Corallorhiza wisteriana.
Orchid (Orchidaceae) family.

Perennial mycotrophic (saprophytic) herb 10 - 40 cm tall. Leaves: none. Inflorescence: a single, erect, terminal, stalked, loose, short to elongate (2 - 30 cm), spike-like cluster of two to twenty, stalked, inconspicuous flowers with each flower subtended by a minute bract. Flowers: somewhat horizontal, yellowish brown to purplish, spotted with purple, 1 - 2 cm long, bilaterally symmetric, lacking a spur, sepals and lateral petals pointed upwards and converging to form a hood over lower petal, which is formed into a protruding, arched, downward curved lip. The reproductive parts of stamens, stigma and style are fused into a 2.4 - 5 mm long column above the 3 - 8 mm long inferior ovary. Column arched and curved toward lip, yellow to white, often purplish toward tip. Sepals: three, petal-like, yellowish brown to purplish, sometimes entirely yellow or greenish near tips, always with three darker nerves, and all pointed upward and closely positioned with lateral petals. The central sepal is 6 - 9 mm long, 1.5 - 2 mm wide, and linear with a blunt or pointed tip. Two lateral sepals 4.5 - 9 mm long, 1 - 2 mm wide, and linear to lance-shaped. Petals: three, upper two converging with sepals to form upward pointed hood over lower, protruding lip. The two lateral petals are 4 - 7 mm long (shorter than sepals), 1 - 2 mm wide, broadly lance-shaped to oblong, pointed at the apex, yellow to purple-brown or greener near the tips, and often spotted with purple. Lip somewhat horizontal but curving out and down, 4 - 7 mm long, 2.5 - 6.5 mm wide, unlobed, egg-shaped or elliptic to almost circular, white with purple spots, and weakly rippled and irregularly toothed along edges. Near the base of the lip petal there are two obvious linear, lengthwise ridges (lamellae). Fruit: several, stalked, 0.7 - 1.2 cm long, 3.5 - 6 mm wide, egg-shaped (or inversely so) to ellipsoid capsules. Flowering stem: single, erect, slender to moderately stout, hairless, fleshy, reddish brown to dark purple or even yellowish, lacking leaves, but with a few, pale, tubular sheaths. This leafless structure terminated by flowers is called a scape and technically is not a true stem. Root system: lacking true roots, but with multiple-branched, coral-like rhizomes. Flowering: April to June.

_Assignment_
Can you continue the Corallorhiza wisteriana plant description from after "Flowering: April to June."?

_Information_
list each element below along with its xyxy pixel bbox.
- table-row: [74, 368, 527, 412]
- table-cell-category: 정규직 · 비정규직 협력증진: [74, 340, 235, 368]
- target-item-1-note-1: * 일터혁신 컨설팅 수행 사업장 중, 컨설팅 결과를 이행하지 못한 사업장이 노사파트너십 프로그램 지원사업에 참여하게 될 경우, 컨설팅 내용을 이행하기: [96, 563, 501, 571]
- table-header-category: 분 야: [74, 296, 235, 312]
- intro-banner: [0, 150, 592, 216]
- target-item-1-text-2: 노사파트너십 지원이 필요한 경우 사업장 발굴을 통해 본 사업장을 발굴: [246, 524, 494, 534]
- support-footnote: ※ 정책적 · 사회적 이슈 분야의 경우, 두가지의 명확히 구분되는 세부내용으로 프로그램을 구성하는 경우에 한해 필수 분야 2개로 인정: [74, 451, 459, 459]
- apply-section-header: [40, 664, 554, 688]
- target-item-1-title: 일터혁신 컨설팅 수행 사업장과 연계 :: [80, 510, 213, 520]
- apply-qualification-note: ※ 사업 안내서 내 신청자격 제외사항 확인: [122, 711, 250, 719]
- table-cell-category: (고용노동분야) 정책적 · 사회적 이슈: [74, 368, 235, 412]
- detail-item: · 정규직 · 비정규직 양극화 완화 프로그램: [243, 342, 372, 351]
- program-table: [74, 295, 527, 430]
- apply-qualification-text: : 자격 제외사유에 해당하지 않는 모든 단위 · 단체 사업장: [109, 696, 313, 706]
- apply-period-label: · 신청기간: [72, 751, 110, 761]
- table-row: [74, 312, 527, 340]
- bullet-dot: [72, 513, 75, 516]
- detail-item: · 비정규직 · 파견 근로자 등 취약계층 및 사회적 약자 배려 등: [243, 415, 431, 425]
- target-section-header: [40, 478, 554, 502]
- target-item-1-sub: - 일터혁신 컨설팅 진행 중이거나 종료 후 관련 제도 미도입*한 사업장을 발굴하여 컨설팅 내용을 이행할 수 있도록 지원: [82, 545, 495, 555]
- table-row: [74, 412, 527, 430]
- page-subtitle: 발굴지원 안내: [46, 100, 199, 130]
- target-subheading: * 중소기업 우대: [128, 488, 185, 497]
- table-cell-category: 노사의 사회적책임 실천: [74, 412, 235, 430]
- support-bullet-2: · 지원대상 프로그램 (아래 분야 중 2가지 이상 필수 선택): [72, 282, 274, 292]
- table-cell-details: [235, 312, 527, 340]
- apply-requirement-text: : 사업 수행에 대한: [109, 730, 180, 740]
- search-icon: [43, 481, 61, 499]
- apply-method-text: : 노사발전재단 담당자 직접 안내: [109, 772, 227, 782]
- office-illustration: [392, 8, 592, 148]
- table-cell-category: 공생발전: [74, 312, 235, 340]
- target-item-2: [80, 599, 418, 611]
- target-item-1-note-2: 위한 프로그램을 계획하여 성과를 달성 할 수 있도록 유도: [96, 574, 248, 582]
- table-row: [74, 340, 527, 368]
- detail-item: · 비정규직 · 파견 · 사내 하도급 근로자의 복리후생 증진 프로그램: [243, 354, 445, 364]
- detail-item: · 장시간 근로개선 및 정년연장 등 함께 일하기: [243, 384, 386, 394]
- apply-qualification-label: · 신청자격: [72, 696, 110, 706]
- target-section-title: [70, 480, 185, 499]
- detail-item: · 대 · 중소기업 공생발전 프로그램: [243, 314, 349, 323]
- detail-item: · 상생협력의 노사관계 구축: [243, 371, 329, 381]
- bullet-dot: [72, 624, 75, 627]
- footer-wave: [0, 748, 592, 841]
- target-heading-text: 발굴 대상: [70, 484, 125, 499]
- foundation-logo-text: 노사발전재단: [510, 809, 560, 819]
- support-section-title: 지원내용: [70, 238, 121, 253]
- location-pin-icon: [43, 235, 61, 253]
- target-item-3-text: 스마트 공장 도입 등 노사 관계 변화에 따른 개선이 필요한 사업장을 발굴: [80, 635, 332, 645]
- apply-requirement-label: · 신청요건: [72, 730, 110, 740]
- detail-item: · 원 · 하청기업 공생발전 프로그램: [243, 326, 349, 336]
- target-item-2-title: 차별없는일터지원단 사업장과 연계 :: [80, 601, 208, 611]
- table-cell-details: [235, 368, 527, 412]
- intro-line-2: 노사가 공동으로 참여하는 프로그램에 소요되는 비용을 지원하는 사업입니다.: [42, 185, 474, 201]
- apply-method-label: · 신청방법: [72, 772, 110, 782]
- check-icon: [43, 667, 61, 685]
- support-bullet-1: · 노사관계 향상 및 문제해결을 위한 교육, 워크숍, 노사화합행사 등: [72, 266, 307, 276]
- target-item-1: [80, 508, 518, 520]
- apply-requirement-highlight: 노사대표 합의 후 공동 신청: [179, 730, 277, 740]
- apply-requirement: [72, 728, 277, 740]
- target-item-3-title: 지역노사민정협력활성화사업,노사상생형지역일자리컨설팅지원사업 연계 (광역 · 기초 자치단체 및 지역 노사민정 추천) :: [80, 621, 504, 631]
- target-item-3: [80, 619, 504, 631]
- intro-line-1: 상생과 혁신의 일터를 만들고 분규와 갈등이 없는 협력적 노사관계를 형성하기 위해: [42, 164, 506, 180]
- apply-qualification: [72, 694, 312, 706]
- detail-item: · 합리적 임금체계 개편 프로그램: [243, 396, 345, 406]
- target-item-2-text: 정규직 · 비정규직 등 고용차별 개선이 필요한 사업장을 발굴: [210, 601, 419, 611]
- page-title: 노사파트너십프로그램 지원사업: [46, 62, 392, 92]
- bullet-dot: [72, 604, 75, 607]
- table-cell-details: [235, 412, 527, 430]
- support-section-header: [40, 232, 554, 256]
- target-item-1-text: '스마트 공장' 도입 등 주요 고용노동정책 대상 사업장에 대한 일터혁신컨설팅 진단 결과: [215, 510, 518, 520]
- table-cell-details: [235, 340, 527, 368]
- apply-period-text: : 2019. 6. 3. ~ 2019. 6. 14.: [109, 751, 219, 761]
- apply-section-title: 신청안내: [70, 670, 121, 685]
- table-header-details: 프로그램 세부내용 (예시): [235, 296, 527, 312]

_Written response_
Similar species: Often C. wisteriana is misidentified as C. maculata but C. maculata has two small lateral lobes or teeth on the lip petal, and the lateral sepals are not upcurved, but rather spreading or curved downward. Habitat and ecology: Found in rich mesic woodlands and dry-mesic areas with ample covering of leaf litter. Etymology: Corallorhiza comes from the Greek words korallion, meaning coral, and rhiza, meaning root, in reference to the branching, underground rhizome, which has a similar appearance to coral. Wisteriana is named in honor of American botanist Charles Wister.

Santa Catalina Mountains.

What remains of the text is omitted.